→ **Records to process**:

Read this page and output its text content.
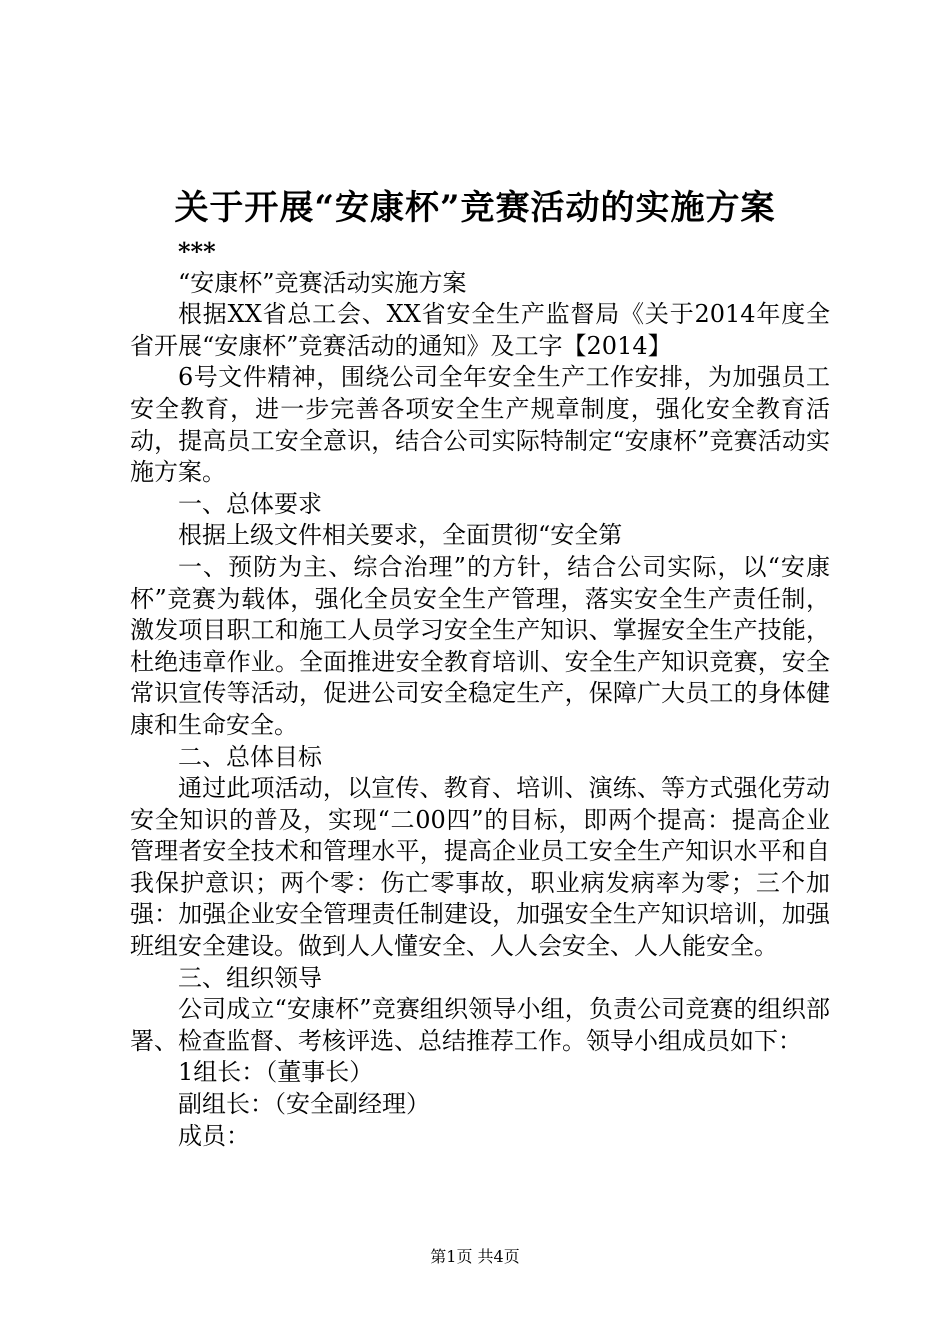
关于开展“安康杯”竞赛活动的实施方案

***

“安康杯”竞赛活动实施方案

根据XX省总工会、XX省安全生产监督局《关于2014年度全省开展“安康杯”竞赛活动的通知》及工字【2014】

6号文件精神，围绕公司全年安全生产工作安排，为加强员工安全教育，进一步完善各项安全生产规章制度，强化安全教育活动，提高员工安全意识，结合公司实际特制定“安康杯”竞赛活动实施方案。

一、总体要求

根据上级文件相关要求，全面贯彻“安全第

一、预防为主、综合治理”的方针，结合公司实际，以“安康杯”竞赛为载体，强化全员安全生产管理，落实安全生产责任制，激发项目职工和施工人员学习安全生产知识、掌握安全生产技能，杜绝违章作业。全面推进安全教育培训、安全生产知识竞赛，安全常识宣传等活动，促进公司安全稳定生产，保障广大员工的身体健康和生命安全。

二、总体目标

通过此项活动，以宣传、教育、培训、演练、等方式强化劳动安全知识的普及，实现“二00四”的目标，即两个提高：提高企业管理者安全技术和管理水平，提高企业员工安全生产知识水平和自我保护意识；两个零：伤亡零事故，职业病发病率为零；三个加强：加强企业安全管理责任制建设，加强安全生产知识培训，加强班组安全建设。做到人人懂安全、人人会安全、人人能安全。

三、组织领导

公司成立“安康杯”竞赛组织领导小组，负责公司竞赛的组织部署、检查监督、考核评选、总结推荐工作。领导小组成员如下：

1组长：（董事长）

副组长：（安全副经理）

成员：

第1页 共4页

* * *

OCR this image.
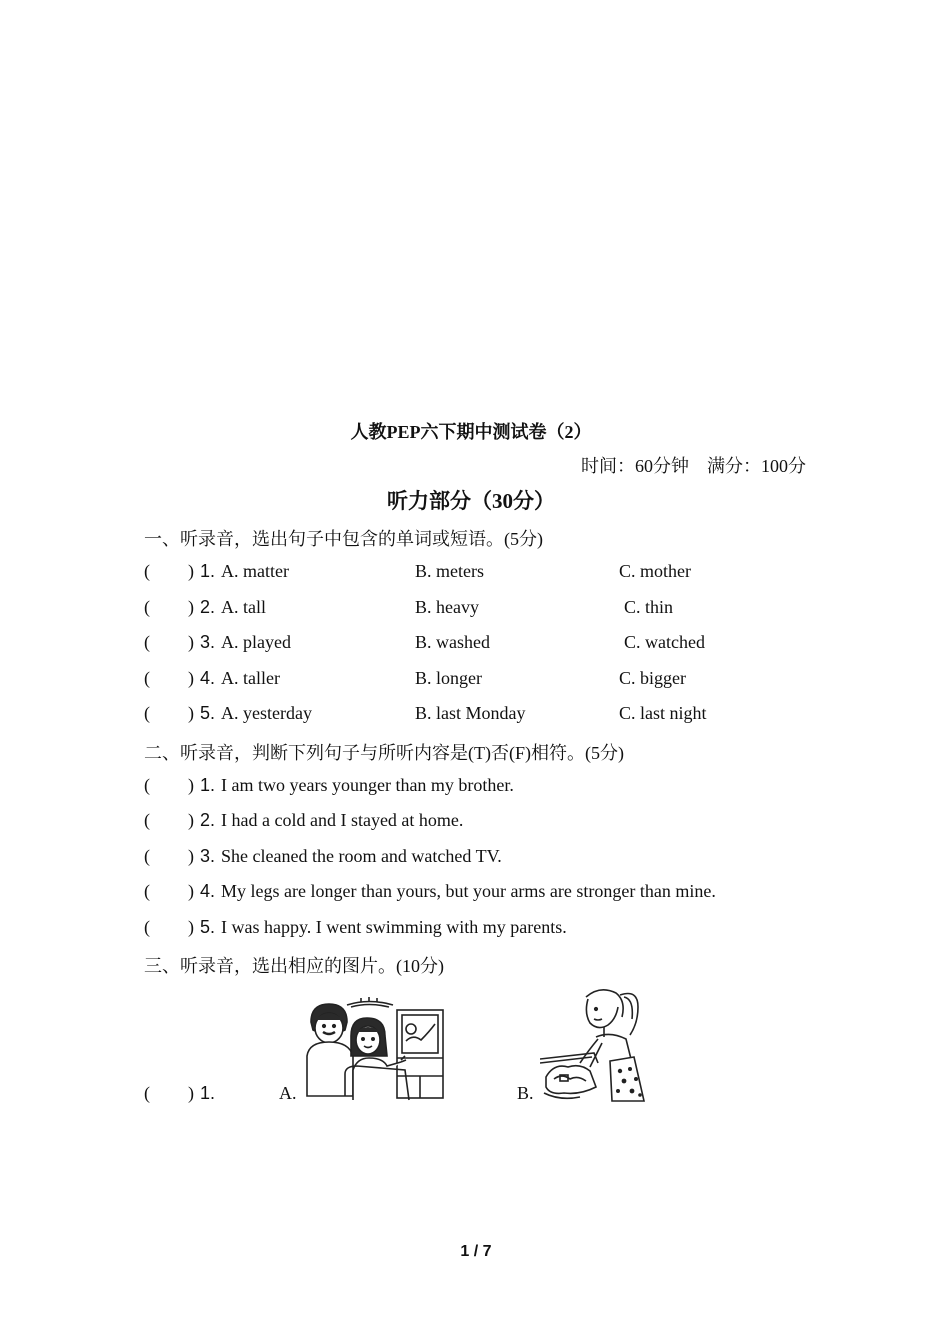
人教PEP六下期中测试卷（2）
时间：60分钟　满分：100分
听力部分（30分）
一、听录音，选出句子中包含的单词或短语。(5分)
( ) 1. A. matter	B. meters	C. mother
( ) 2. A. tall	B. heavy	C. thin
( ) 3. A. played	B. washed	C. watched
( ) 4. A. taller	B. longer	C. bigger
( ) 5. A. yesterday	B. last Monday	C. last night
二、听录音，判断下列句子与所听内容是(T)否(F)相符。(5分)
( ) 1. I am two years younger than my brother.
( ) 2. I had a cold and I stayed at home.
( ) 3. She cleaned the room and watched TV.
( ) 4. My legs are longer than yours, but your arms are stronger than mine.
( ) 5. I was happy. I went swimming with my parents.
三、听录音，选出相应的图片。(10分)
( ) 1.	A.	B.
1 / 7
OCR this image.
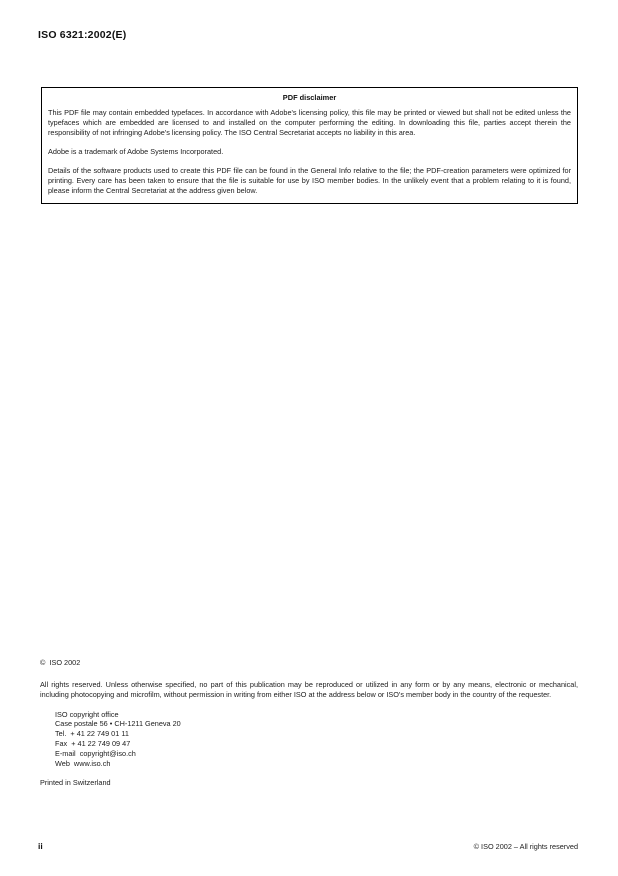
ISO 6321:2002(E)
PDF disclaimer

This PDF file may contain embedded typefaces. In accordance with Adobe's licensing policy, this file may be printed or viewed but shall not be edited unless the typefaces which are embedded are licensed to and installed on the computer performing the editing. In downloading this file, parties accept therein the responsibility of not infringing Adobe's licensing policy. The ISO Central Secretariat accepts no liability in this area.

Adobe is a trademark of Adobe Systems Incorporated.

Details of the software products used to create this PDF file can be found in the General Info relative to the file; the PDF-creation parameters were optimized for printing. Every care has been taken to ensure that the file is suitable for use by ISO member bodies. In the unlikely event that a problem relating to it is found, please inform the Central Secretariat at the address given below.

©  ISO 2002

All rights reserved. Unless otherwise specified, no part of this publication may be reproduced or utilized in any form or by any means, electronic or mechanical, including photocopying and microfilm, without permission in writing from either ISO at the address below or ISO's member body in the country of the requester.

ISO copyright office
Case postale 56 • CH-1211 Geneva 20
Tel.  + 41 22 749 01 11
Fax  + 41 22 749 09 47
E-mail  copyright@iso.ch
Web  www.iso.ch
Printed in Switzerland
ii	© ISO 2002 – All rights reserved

→ **Work to complete**:
Copy every line in the records above that contains the word "address".

→ **The completed task**:
Details of the software products used to create this PDF file can be found in the General Info relative to the file; the PDF-creation parameters were optimized for printing. Every care has been taken to ensure that the file is suitable for use by ISO member bodies. In the unlikely event that a problem relating to it is found, please inform the Central Secretariat at the address given below.
All rights reserved. Unless otherwise specified, no part of this publication may be reproduced or utilized in any form or by any means, electronic or mechanical, including photocopying and microfilm, without permission in writing from either ISO at the address below or ISO's member body in the country of the requester.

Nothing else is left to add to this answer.